[Entries taken from a collection]
►

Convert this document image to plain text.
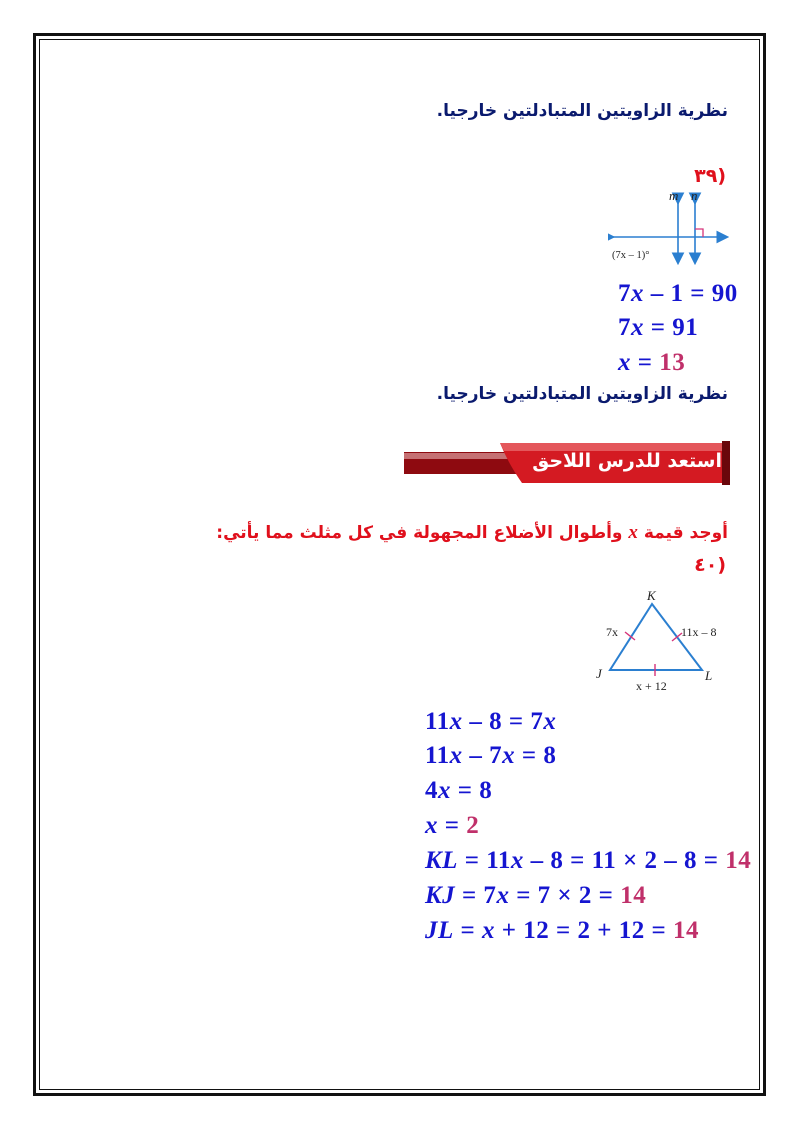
نظرية الزاويتين المتبادلتين خارجيا.
(٣٩
m n
(7x – 1)°
7x – 1 = 90
7x = 91
x = 13
نظرية الزاويتين المتبادلتين خارجيا.
استعد للدرس اللاحق
أوجد قيمة x وأطوال الأضلاع المجهولة في كل مثلث مما يأتي:
(٤٠
K
J	L
7x	11x – 8
x + 12
11x – 8 = 7x
11x – 7x = 8
4x = 8
x = 2
KL = 11x – 8 = 11 × 2 – 8 = 14
KJ = 7x = 7 × 2 = 14
JL = x + 12 = 2 + 12 = 14
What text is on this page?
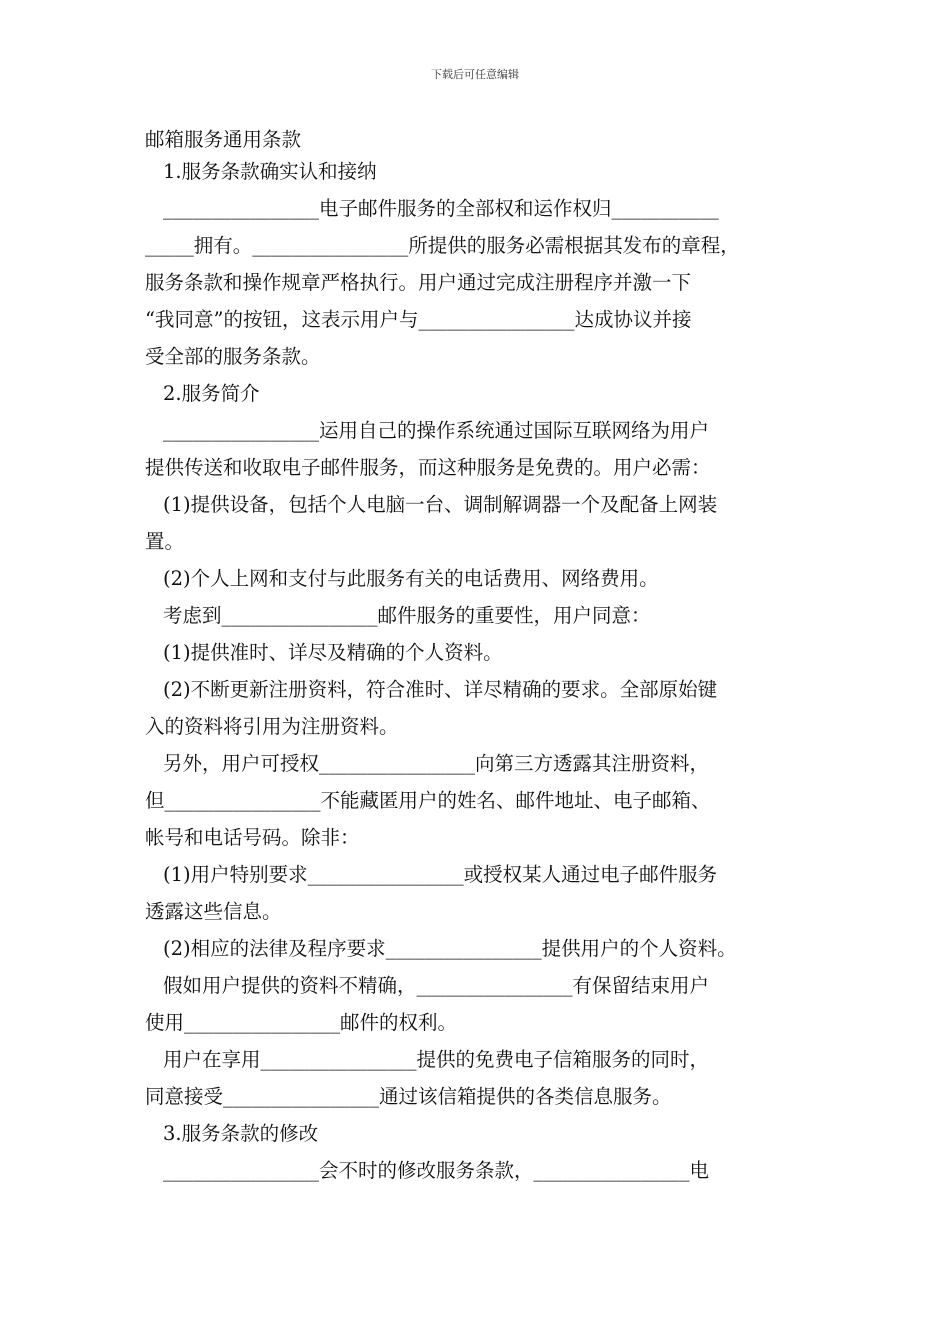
下载后可任意编辑
邮箱服务通用条款
1.服务条款确实认和接纳
________________电子邮件服务的全部权和运作权归___________
_____拥有。________________所提供的服务必需根据其发布的章程，
服务条款和操作规章严格执行。用户通过完成注册程序并激一下
“我同意”的按钮，这表示用户与________________达成协议并接
受全部的服务条款。
2.服务简介
________________运用自己的操作系统通过国际互联网络为用户
提供传送和收取电子邮件服务，而这种服务是免费的。用户必需：
(1)提供设备，包括个人电脑一台、调制解调器一个及配备上网装
置。
(2)个人上网和支付与此服务有关的电话费用、网络费用。
考虑到________________邮件服务的重要性，用户同意：
(1)提供准时、详尽及精确的个人资料。
(2)不断更新注册资料，符合准时、详尽精确的要求。全部原始键
入的资料将引用为注册资料。
另外，用户可授权________________向第三方透露其注册资料，
但________________不能藏匿用户的姓名、邮件地址、电子邮箱、
帐号和电话号码。除非：
(1)用户特别要求________________或授权某人通过电子邮件服务
透露这些信息。
(2)相应的法律及程序要求________________提供用户的个人资料。
假如用户提供的资料不精确，________________有保留结束用户
使用________________邮件的权利。
用户在享用________________提供的免费电子信箱服务的同时，
同意接受________________通过该信箱提供的各类信息服务。
3.服务条款的修改
________________会不时的修改服务条款，________________电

◄

» **WORK INSTRUCTIONS**
All records above are to be printed exactly, minus the pictures they contain.

» **ANSWER IN FULL**
Convert this document image to plain text.
نظرية الزاويتين المتبادلتين خارجيا.
(٣٩
m n
(7x – 1)°
7x – 1 = 90
7x = 91
x = 13
نظرية الزاويتين المتبادلتين خارجيا.
استعد للدرس اللاحق
أوجد قيمة x وأطوال الأضلاع المجهولة في كل مثلث مما يأتي:
(٤٠
K
J	L
7x	11x – 8
x + 12
11x – 8 = 7x
11x – 7x = 8
4x = 8
x = 2
KL = 11x – 8 = 11 × 2 – 8 = 14
KJ = 7x = 7 × 2 = 14
JL = x + 12 = 2 + 12 = 14
What text is on this page?
下载后可任意编辑
邮箱服务通用条款
1.服务条款确实认和接纳
________________电子邮件服务的全部权和运作权归___________
_____拥有。________________所提供的服务必需根据其发布的章程，
服务条款和操作规章严格执行。用户通过完成注册程序并激一下
“我同意”的按钮，这表示用户与________________达成协议并接
受全部的服务条款。
2.服务简介
________________运用自己的操作系统通过国际互联网络为用户
提供传送和收取电子邮件服务，而这种服务是免费的。用户必需：
(1)提供设备，包括个人电脑一台、调制解调器一个及配备上网装
置。
(2)个人上网和支付与此服务有关的电话费用、网络费用。
考虑到________________邮件服务的重要性，用户同意：
(1)提供准时、详尽及精确的个人资料。
(2)不断更新注册资料，符合准时、详尽精确的要求。全部原始键
入的资料将引用为注册资料。
另外，用户可授权________________向第三方透露其注册资料，
但________________不能藏匿用户的姓名、邮件地址、电子邮箱、
帐号和电话号码。除非：
(1)用户特别要求________________或授权某人通过电子邮件服务
透露这些信息。
(2)相应的法律及程序要求________________提供用户的个人资料。
假如用户提供的资料不精确，________________有保留结束用户
使用________________邮件的权利。
用户在享用________________提供的免费电子信箱服务的同时，
同意接受________________通过该信箱提供的各类信息服务。
3.服务条款的修改
________________会不时的修改服务条款，________________电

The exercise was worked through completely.